__PAGE__
1.4 Change of Control. Notwithstanding Section 1.3 of this Agreement, in the event of a Change of Control occurring prior to the date all outstanding Restricted Phantom Units granted hereunder have vested in accordance with Section 1.3 above, all then-outstanding Restricted Phantom Units granted pursuant to this Agreement shall become immediately vested and nonforfeitable and the Company shall deliver the Units (or the amount of cash equal to the fair market value of such common units as of the date of such event) to the Participant as soon as practicable thereafter, but in all events no later than March 15 of the calendar year following the calendar year in which the Change of Control occurs. For purposes of this Agreement, a “Change of Control” must also satisfy the requirements of section 1.409A-3(i)(5) of the 409A Regulations.

1.5 Termination of Service.
(a) Death or Disability. No portion of this Award shall be forfeited as a result of the occurrence, prior to the end of the Restricted Period, of the Participant’s death or Disability. Instead, in the event of the Participant’s death or Disability, this Award shall become immediately vested and nonforfeitable and the Company shall deliver the Units to the Participant as soon as practicable thereafter.
(b) Qualified Retirement. Participants who have at least ten years of service and leave the Company, or one of its affiliates, voluntarily due to retirement will be eligible for the accelerated vesting of this Award per the following schedule:
Participants ages 65-68 are eligible for the accelerated vesting of 40% of the Award.
Participants over the age of 68 are eligible for the accelerated vesting of 50% of the Award.
(b) Termination due other than to Death, Disability or Qualified Retirement. The Award granted hereunder is for the express purpose of retaining the services and engagement of the Participant for the full time of the Restricted Period. Except as otherwise provided in the Plan or in Section 1.5(a) of this Agreement, the unvested portion of this Award shall be automatically forfeited for no consideration as a result of the termination of the Participant’s service with the Company and its Affiliates for any reason, including by reason of retirement prior to the end of the Restricted Period, and Participant shall not have any further rights with respect to any such forfeited Restricted Units.





(c) Leaves of Absence. The Committee shall determine whether any leave of absence constitutes a termination of service within the meaning of the Plan and the impact of such leave of absence on Awards made to Participant under the Plan.

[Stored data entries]
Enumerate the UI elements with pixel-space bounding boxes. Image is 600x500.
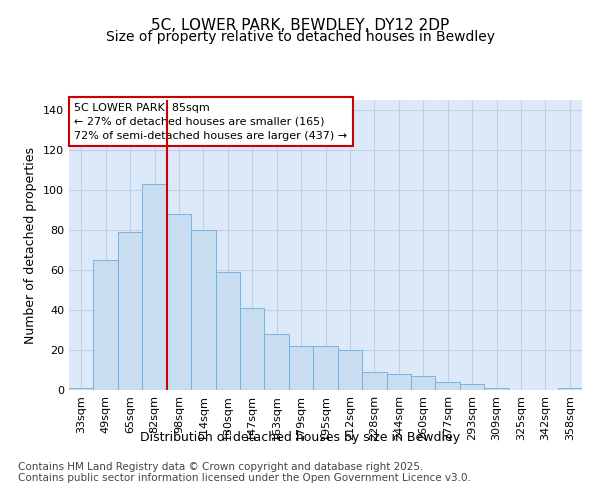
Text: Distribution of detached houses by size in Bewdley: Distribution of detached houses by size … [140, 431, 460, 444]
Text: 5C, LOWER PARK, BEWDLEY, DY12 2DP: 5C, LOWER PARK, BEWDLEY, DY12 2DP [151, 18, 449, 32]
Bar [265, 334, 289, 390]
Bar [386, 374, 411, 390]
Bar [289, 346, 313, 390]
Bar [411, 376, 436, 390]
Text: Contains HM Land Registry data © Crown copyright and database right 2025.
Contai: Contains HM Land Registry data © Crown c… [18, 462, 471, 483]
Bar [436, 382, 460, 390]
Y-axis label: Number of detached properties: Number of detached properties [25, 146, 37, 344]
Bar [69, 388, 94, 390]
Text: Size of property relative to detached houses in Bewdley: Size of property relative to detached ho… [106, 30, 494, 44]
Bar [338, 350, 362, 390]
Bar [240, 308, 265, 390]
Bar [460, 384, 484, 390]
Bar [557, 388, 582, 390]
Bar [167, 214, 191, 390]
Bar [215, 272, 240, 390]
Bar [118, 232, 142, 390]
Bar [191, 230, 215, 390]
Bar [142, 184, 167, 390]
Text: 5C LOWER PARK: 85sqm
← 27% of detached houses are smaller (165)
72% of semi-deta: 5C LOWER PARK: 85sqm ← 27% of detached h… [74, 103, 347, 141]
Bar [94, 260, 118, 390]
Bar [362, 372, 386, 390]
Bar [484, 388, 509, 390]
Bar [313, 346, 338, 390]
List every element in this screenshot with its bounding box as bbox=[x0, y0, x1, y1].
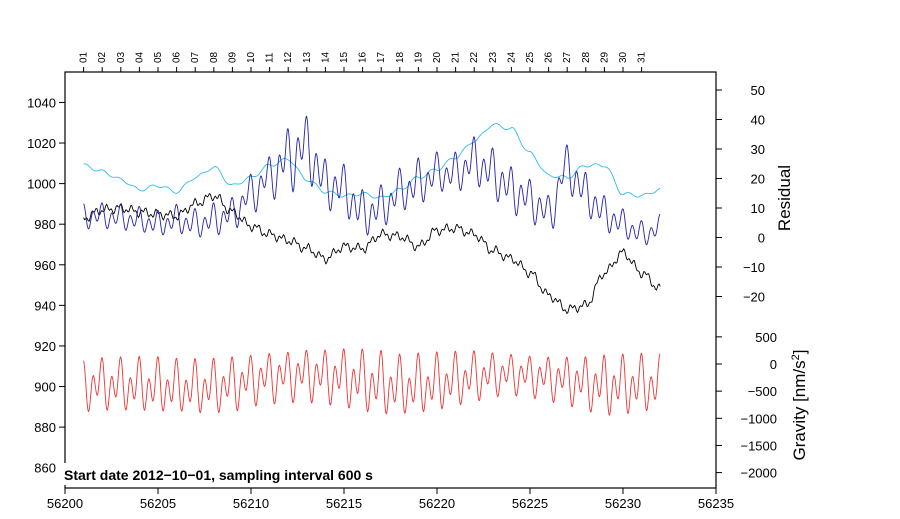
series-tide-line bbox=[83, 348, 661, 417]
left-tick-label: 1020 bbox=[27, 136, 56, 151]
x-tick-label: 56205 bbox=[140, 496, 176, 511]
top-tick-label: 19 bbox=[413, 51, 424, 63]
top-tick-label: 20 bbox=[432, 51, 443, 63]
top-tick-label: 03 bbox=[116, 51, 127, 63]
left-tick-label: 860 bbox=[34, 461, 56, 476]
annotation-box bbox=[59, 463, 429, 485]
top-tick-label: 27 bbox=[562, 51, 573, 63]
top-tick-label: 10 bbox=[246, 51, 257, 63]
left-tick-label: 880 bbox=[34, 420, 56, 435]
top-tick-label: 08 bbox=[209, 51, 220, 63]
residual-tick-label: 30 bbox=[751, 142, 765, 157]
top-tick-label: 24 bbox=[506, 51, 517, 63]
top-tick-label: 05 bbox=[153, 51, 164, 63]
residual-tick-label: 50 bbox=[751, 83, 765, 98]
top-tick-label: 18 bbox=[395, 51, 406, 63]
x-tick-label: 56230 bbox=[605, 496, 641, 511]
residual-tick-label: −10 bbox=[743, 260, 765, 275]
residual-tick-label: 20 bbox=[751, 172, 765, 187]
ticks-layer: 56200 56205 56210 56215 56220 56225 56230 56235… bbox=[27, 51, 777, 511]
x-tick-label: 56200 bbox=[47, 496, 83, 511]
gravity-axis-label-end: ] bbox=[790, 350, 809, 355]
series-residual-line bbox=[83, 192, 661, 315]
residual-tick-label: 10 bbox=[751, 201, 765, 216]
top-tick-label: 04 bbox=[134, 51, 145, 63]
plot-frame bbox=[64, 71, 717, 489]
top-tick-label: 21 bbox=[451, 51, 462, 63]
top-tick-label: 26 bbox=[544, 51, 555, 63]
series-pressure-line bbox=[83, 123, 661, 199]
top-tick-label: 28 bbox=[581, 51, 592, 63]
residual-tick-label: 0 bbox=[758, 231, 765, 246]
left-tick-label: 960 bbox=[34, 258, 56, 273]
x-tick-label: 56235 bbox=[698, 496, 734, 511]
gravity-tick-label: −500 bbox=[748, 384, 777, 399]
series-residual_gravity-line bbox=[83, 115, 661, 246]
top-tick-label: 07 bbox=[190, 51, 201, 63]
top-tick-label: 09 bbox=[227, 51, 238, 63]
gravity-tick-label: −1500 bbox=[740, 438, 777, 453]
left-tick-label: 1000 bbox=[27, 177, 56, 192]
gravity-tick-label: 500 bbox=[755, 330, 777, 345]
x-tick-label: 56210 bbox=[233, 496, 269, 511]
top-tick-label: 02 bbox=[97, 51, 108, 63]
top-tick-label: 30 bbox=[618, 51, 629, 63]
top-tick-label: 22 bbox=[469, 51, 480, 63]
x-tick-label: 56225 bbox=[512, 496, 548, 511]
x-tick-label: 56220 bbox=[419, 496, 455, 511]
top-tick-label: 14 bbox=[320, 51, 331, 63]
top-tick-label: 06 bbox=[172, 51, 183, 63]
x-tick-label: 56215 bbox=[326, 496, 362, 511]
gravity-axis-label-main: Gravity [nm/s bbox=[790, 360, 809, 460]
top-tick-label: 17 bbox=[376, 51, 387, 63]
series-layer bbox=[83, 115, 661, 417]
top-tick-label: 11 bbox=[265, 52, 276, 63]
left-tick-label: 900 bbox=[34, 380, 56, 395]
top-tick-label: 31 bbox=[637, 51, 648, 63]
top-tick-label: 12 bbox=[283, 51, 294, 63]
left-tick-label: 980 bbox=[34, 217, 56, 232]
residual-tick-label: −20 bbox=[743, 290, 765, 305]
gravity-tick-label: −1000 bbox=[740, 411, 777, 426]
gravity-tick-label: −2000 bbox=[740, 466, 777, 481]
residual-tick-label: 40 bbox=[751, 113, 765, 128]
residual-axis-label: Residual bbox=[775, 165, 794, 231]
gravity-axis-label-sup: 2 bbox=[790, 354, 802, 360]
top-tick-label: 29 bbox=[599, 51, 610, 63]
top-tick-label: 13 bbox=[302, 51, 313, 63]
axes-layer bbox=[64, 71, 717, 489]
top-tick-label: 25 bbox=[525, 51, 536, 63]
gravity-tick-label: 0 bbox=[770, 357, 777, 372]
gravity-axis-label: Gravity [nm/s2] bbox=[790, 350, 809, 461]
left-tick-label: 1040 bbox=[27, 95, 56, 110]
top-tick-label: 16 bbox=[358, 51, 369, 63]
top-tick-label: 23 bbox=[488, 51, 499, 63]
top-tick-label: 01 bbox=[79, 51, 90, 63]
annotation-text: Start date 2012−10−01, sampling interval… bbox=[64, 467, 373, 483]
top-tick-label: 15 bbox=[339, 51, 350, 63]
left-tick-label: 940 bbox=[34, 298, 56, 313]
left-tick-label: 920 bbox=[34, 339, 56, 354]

* * *

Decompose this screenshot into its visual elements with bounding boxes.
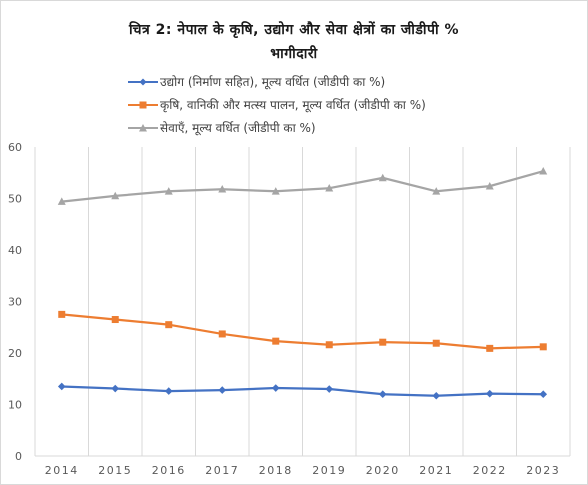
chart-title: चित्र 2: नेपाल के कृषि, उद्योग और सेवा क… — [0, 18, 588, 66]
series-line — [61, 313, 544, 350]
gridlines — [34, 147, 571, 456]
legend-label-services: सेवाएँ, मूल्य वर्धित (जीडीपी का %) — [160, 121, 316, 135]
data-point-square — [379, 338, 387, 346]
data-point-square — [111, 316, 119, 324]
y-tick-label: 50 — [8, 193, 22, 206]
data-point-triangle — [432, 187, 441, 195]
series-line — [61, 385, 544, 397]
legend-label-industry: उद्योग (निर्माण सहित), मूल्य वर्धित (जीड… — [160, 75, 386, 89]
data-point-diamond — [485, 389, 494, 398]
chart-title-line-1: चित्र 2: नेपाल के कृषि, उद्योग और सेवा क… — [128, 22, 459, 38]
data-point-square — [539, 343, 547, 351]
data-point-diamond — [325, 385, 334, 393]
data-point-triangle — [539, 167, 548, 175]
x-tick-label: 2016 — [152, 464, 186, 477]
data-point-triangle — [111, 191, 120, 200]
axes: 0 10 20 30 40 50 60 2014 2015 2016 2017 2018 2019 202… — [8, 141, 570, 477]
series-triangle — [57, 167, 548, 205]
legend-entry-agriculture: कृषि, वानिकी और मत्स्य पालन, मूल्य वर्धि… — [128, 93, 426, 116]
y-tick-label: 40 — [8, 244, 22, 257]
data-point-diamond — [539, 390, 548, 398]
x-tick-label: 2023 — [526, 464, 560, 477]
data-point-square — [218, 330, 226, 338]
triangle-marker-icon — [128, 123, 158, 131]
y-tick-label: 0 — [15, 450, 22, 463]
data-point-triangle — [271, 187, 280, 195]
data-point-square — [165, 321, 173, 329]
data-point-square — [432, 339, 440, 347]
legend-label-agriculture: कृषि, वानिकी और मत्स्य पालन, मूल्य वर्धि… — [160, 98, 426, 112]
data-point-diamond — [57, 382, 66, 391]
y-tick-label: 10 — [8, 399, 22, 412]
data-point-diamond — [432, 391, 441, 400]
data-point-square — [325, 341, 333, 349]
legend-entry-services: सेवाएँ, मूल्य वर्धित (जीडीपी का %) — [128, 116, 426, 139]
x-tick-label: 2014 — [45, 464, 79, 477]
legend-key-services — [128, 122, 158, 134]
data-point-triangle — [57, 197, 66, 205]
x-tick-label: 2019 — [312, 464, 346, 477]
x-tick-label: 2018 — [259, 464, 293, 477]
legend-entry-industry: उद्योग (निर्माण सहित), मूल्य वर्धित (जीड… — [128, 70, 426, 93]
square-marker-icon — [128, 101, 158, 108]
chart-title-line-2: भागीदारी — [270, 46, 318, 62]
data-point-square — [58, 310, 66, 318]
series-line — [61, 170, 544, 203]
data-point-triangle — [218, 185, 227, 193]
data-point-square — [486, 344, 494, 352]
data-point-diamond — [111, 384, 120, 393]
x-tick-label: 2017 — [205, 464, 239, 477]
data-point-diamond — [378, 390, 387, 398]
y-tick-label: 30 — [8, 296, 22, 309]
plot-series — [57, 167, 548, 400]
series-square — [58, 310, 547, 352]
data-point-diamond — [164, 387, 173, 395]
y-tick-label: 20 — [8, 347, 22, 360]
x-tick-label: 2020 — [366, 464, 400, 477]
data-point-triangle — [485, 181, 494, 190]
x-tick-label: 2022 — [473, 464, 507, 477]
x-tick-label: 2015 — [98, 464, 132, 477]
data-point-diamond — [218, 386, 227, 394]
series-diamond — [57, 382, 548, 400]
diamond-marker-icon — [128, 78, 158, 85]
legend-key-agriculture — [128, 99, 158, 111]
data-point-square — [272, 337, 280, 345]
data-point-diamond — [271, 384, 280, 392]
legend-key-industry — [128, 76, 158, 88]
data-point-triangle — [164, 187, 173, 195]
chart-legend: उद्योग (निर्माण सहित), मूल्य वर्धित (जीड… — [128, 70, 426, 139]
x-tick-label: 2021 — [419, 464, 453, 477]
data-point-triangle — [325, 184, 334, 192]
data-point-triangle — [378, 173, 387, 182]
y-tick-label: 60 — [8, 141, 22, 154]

__JOBS__
**1.** In the agreement excerpt, what percentage of the Award is eligible for accelerated vesting for a participant over the age of 68 who qualifies for retirement?
**2.** Reproduce the agreement excerpt from "(a) Death or" to "50% of the Award.".
You will not need any of the data.

__ANSWERS TO EACH TASK__
**1.** 50% of the Award.

**2.**
(a) Death or Disability. No portion of this Award shall be forfeited as a result of the occurrence, prior to the end of the Restricted Period, of the Participant’s death or Disability. Instead, in the event of the Participant’s death or Disability, this Award shall become immediately vested and nonforfeitable and the Company shall deliver the Units to the Participant as soon as practicable thereafter.
(b) Qualified Retirement. Participants who have at least ten years of service and leave the Company, or one of its affiliates, voluntarily due to retirement will be eligible for the accelerated vesting of this Award per the following schedule:
Participants ages 65-68 are eligible for the accelerated vesting of 40% of the Award.
Participants over the age of 68 are eligible for the accelerated vesting of 50% of the Award.